Check every line of the entries below for the word "this", and copy the ones that have it.

[Source records]
○ ○ ○ ○ ○

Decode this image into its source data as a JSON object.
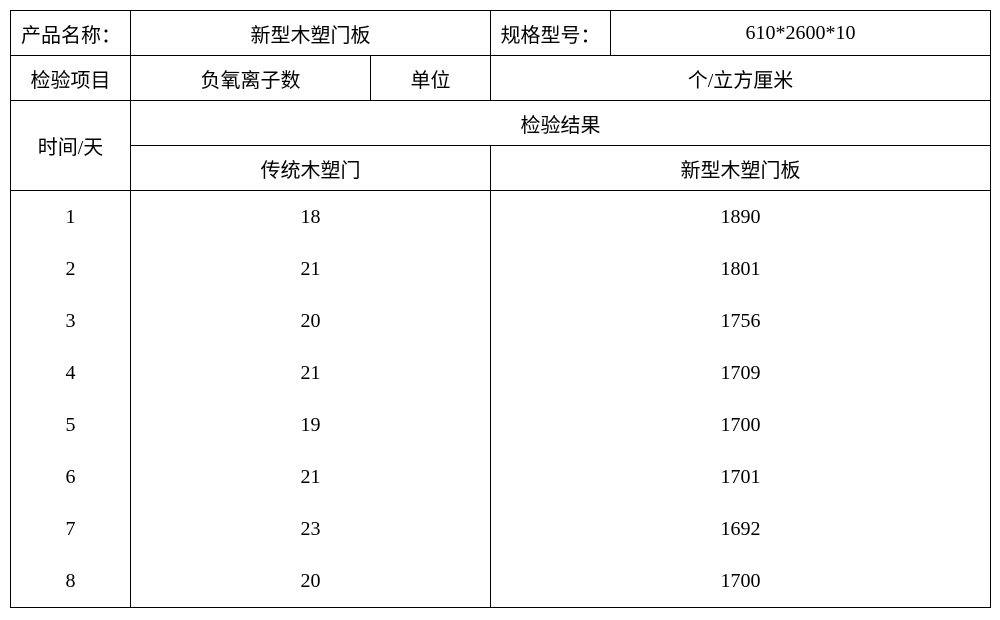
{
  "header": {
    "product_name_label": "产品名称：",
    "product_name_value": "新型木塑门板",
    "spec_label": "规格型号：",
    "spec_value": "610*2600*10"
  },
  "row2": {
    "inspection_item": "检验项目",
    "neg_ion_count": "负氧离子数",
    "unit_label": "单位",
    "unit_value": "个/立方厘米"
  },
  "row3": {
    "time_day": "时间/天",
    "result_label": "检验结果"
  },
  "row4": {
    "col1": "传统木塑门",
    "col2": "新型木塑门板"
  },
  "data_rows": [
    {
      "day": "1",
      "trad": "18",
      "new": "1890"
    },
    {
      "day": "2",
      "trad": "21",
      "new": "1801"
    },
    {
      "day": "3",
      "trad": "20",
      "new": "1756"
    },
    {
      "day": "4",
      "trad": "21",
      "new": "1709"
    },
    {
      "day": "5",
      "trad": "19",
      "new": "1700"
    },
    {
      "day": "6",
      "trad": "21",
      "new": "1701"
    },
    {
      "day": "7",
      "trad": "23",
      "new": "1692"
    },
    {
      "day": "8",
      "trad": "20",
      "new": "1700"
    }
  ]
}
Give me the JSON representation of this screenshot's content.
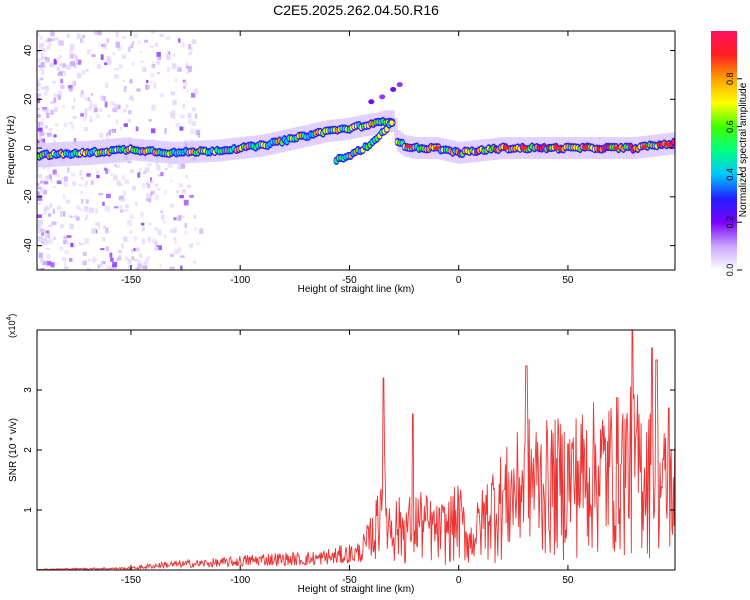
{
  "title": "C2E5.2025.262.04.50.R16",
  "colorbar": {
    "label": "Normalized spectral amplitude",
    "ticks": [
      0.0,
      0.2,
      0.4,
      0.6,
      0.8
    ],
    "tick_labels": [
      "0.0",
      "0.2",
      "0.4",
      "0.6",
      "0.8"
    ],
    "stops": [
      "#ffffff",
      "#c9a6ff",
      "#7a00ff",
      "#2020ff",
      "#00c8ff",
      "#00ff80",
      "#40ff00",
      "#ffff00",
      "#ffa000",
      "#ff2020",
      "#ff1060"
    ]
  },
  "chart_data": [
    {
      "type": "heatmap",
      "xlabel": "Height of straight line (km)",
      "ylabel": "Frequency (Hz)",
      "xlim": [
        -193,
        99
      ],
      "ylim": [
        -50,
        48
      ],
      "xticks": [
        -150,
        -100,
        -50,
        0,
        50
      ],
      "xtick_labels": [
        "-150",
        "-100",
        "-50",
        "0",
        "50"
      ],
      "yticks": [
        -40,
        -20,
        0,
        20,
        40
      ],
      "ytick_labels": [
        "-40",
        "-20",
        "0",
        "20",
        "40"
      ],
      "ridge_x": [
        -193,
        -170,
        -150,
        -130,
        -110,
        -90,
        -75,
        -60,
        -50,
        -45,
        -38,
        -34,
        -30,
        -28,
        -25,
        -20,
        -10,
        0,
        20,
        40,
        60,
        80,
        99
      ],
      "ridge_y": [
        -3,
        -2,
        -0.5,
        -2,
        -1,
        1,
        4,
        7,
        8,
        9,
        10,
        11,
        11,
        3,
        1,
        0,
        0,
        -2,
        0,
        0,
        0,
        0,
        2
      ],
      "branch_x": [
        -56,
        -50,
        -45,
        -40,
        -35,
        -32,
        -30
      ],
      "branch_y": [
        -5,
        -3,
        -1,
        2,
        6,
        9,
        11
      ],
      "spur_x": [
        -40,
        -35,
        -30,
        -27
      ],
      "spur_y": [
        19,
        21,
        24,
        26
      ]
    },
    {
      "type": "line",
      "xlabel": "Height of straight line (km)",
      "ylabel": "SNR (10 * v/v)",
      "multiplier": "(x10",
      "multiplier_exp": "4",
      "xlim": [
        -193,
        99
      ],
      "ylim": [
        0,
        4
      ],
      "xticks": [
        -150,
        -100,
        -50,
        0,
        50
      ],
      "xtick_labels": [
        "-150",
        "-100",
        "-50",
        "0",
        "50"
      ],
      "yticks": [
        1,
        2,
        3
      ],
      "ytick_labels": [
        "1",
        "2",
        "3"
      ],
      "color": "#ee3333",
      "envelope_x": [
        -193,
        -150,
        -135,
        -110,
        -90,
        -70,
        -55,
        -45,
        -38,
        -35,
        -32,
        -25,
        -18,
        -10,
        -5,
        0,
        5,
        15,
        25,
        32,
        40,
        50,
        60,
        70,
        80,
        90,
        99
      ],
      "envelope_y": [
        0.02,
        0.05,
        0.15,
        0.2,
        0.3,
        0.3,
        0.4,
        0.5,
        1.1,
        2.5,
        1.3,
        1.2,
        1.4,
        1.1,
        1.2,
        1.5,
        0.8,
        1.8,
        2.2,
        2.6,
        2.5,
        2.6,
        2.8,
        2.9,
        3.1,
        2.6,
        2.2
      ],
      "peaks": [
        {
          "x": -34.5,
          "y": 3.2
        },
        {
          "x": -21,
          "y": 2.6
        },
        {
          "x": 31,
          "y": 3.4
        },
        {
          "x": 79.5,
          "y": 4.0
        },
        {
          "x": 88.5,
          "y": 3.7
        },
        {
          "x": 90.5,
          "y": 3.5
        },
        {
          "x": 96,
          "y": 2.7
        }
      ]
    }
  ]
}
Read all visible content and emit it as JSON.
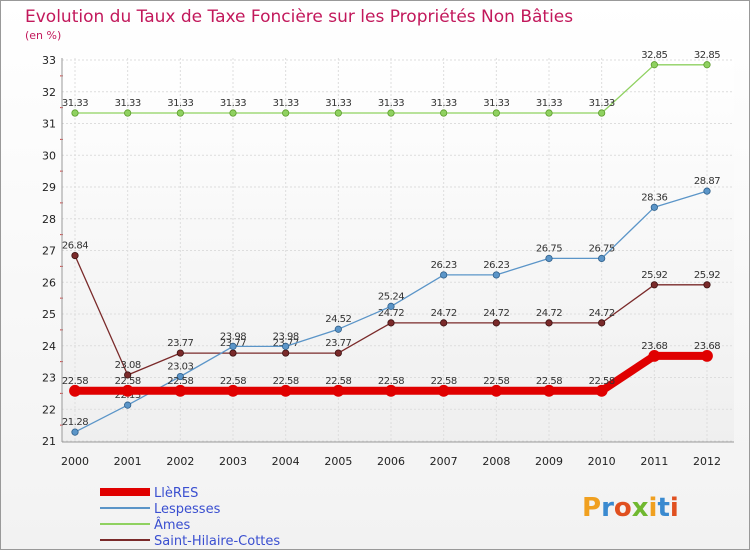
{
  "chart_data": {
    "type": "line",
    "title": "Evolution du Taux de Taxe Foncière sur les Propriétés Non Bâties",
    "subtitle": "(en %)",
    "xlabel": "",
    "ylabel": "",
    "x": [
      2000,
      2001,
      2002,
      2003,
      2004,
      2005,
      2006,
      2007,
      2008,
      2009,
      2010,
      2011,
      2012
    ],
    "ylim": [
      21,
      33
    ],
    "yticks": [
      21,
      22,
      23,
      24,
      25,
      26,
      27,
      28,
      29,
      30,
      31,
      32,
      33
    ],
    "grid": true,
    "legend_position": "bottom-left",
    "series": [
      {
        "name": "LlèRES",
        "color": "#e00000",
        "values": [
          22.58,
          22.58,
          22.58,
          22.58,
          22.58,
          22.58,
          22.58,
          22.58,
          22.58,
          22.58,
          22.58,
          23.68,
          23.68
        ],
        "labels": [
          "22.58",
          "22.58",
          "22.58",
          "22.58",
          "22.58",
          "22.58",
          "22.58",
          "22.58",
          "22.58",
          "22.58",
          "22.58",
          "23.68",
          "23.68"
        ]
      },
      {
        "name": "Lespesses",
        "color": "#5b95c8",
        "values": [
          21.28,
          22.13,
          23.03,
          23.98,
          23.98,
          24.52,
          25.24,
          26.23,
          26.23,
          26.75,
          26.75,
          28.36,
          28.87
        ],
        "labels": [
          "21.28",
          "22.13",
          "23.03",
          "23.98",
          "23.98",
          "24.52",
          "25.24",
          "26.23",
          "26.23",
          "26.75",
          "26.75",
          "28.36",
          "28.87"
        ]
      },
      {
        "name": "Âmes",
        "color": "#8fd160",
        "values": [
          31.33,
          31.33,
          31.33,
          31.33,
          31.33,
          31.33,
          31.33,
          31.33,
          31.33,
          31.33,
          31.33,
          32.85,
          32.85
        ],
        "labels": [
          "31.33",
          "31.33",
          "31.33",
          "31.33",
          "31.33",
          "31.33",
          "31.33",
          "31.33",
          "31.33",
          "31.33",
          "31.33",
          "32.85",
          "32.85"
        ]
      },
      {
        "name": "Saint-Hilaire-Cottes",
        "color": "#7a2a2a",
        "values": [
          26.84,
          23.08,
          23.77,
          23.77,
          23.77,
          23.77,
          24.72,
          24.72,
          24.72,
          24.72,
          24.72,
          25.92,
          25.92
        ],
        "labels": [
          "26.84",
          "23.08",
          "23.77",
          "23.77",
          "23.77",
          "23.77",
          "24.72",
          "24.72",
          "24.72",
          "24.72",
          "24.72",
          "25.92",
          "25.92"
        ]
      }
    ]
  },
  "branding": {
    "logo_text": "Proxiti",
    "logo_colors": [
      "#f0a020",
      "#3a8ad0",
      "#e05020",
      "#70b830"
    ]
  }
}
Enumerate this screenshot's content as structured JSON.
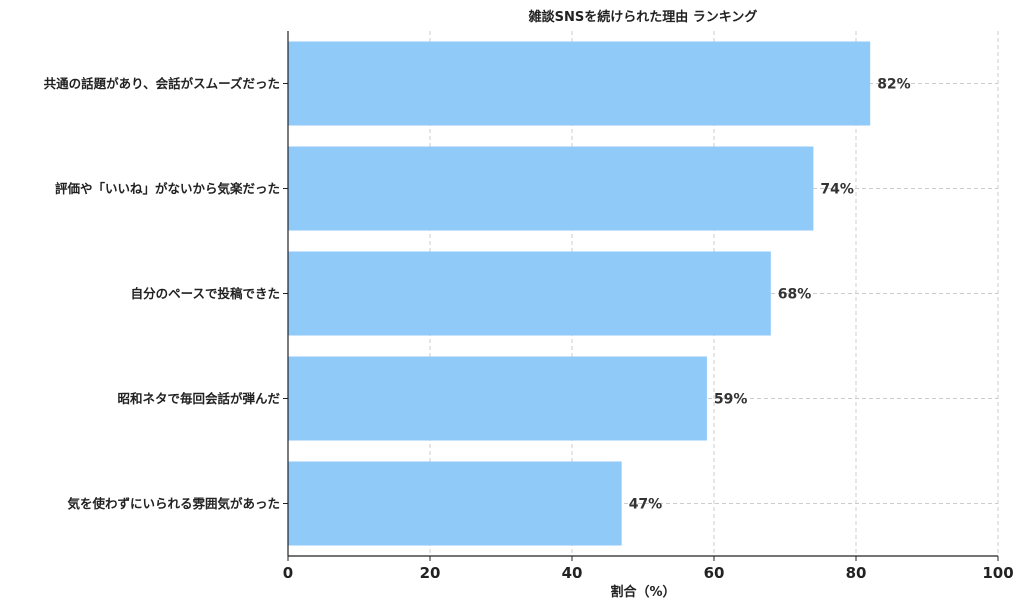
{
  "chart_data": {
    "type": "bar",
    "orientation": "horizontal",
    "title": "雑談SNSを続けられた理由 ランキング",
    "xlabel": "割合（%）",
    "ylabel": "",
    "xlim": [
      0,
      100
    ],
    "x_ticks": [
      0,
      20,
      40,
      60,
      80,
      100
    ],
    "grid": true,
    "grid_style": "dashed",
    "bar_color": "#90CAF9",
    "categories": [
      "共通の話題があり、会話がスムーズだった",
      "評価や「いいね」がないから気楽だった",
      "自分のペースで投稿できた",
      "昭和ネタで毎回会話が弾んだ",
      "気を使わずにいられる雰囲気があった"
    ],
    "values": [
      82,
      74,
      68,
      59,
      47
    ],
    "value_labels": [
      "82%",
      "74%",
      "68%",
      "59%",
      "47%"
    ]
  }
}
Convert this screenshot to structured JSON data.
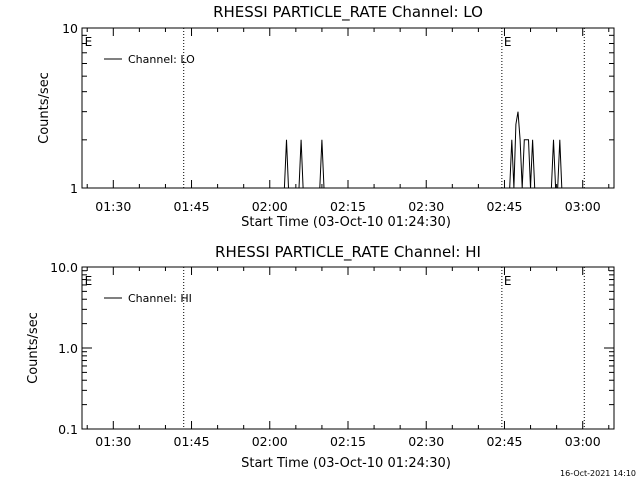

○ ○ ○ ○ ○

[Right answer]
Decode this image into its source data as a JSON object.
Give me the JSON representation of this screenshot's content.
Enumerate this screenshot's content as structured JSON.
Convert this screenshot to structured JSON data.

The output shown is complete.